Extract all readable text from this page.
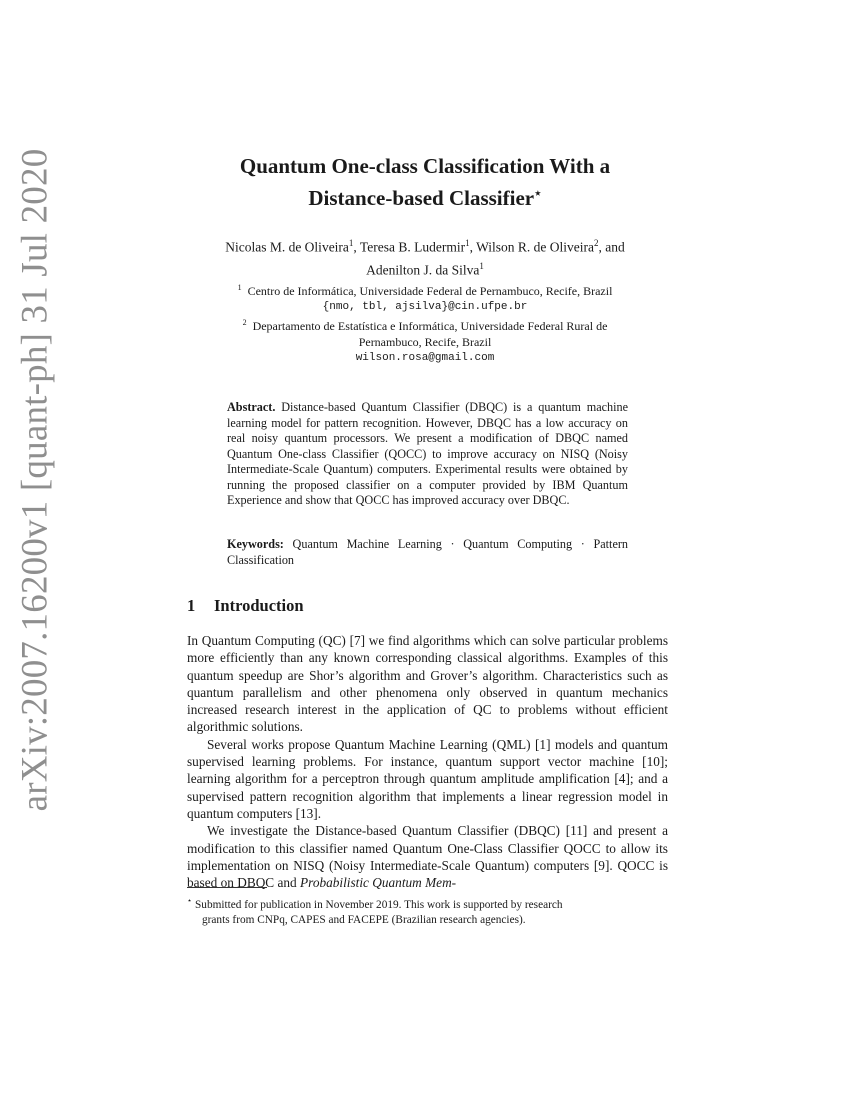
arXiv:2007.16200v1 [quant-ph] 31 Jul 2020	Quantum One-class Classification With a
Distance-based Classifier⋆
Nicolas M. de Oliveira$^1$, Teresa B. Ludermir$^1$, Wilson R. de Oliveira$^2$, and
Adenilton J. da Silva$^1$
$^1$ Centro de Informática, Universidade Federal de Pernambuco, Recife, Brazil
{nmo, tbl, ajsilva}@cin.ufpe.br
$^2$ Departamento de Estatística e Informática, Universidade Federal Rural de
Pernambuco, Recife, Brazil
wilson.rosa@gmail.com
Abstract. Distance-based Quantum Classifier (DBQC) is a quantum machine learning model for pattern recognition. However, DBQC has a low accuracy on real noisy quantum processors. We present a modification of DBQC named Quantum One-class Classifier (QOCC) to improve accuracy on NISQ (Noisy Intermediate-Scale Quantum) computers. Experimental results were obtained by running the proposed classifier on a computer provided by IBM Quantum Experience and show that QOCC has improved accuracy over DBQC.
Keywords: Quantum Machine Learning · Quantum Computing · Pattern Classification
1 Introduction

In Quantum Computing (QC) [7] we find algorithms which can solve particular problems more efficiently than any known corresponding classical algorithms. Examples of this quantum speedup are Shor’s algorithm and Grover’s algorithm. Characteristics such as quantum parallelism and other phenomena only observed in quantum mechanics increased research interest in the application of QC to problems without efficient algorithmic solutions.

Several works propose Quantum Machine Learning (QML) [1] models and quantum supervised learning problems. For instance, quantum support vector machine [10]; learning algorithm for a perceptron through quantum amplitude amplification [4]; and a supervised pattern recognition algorithm that implements a linear regression model in quantum computers [13].

We investigate the Distance-based Quantum Classifier (DBQC) [11] and present a modification to this classifier named Quantum One-Class Classifier QOCC to allow its implementation on NISQ (Noisy Intermediate-Scale Quantum) computers [9]. QOCC is based on DBQC and Probabilistic Quantum Mem-

⋆ Submitted for publication in November 2019. This work is supported by research
grants from CNPq, CAPES and FACEPE (Brazilian research agencies).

> **Work to be completed**: Locate the lines above that contain "Pernambuco" and copy them.

> **Response**:
$^1$ Centro de Informática, Universidade Federal de Pernambuco, Recife, Brazil
Pernambuco, Recife, Brazil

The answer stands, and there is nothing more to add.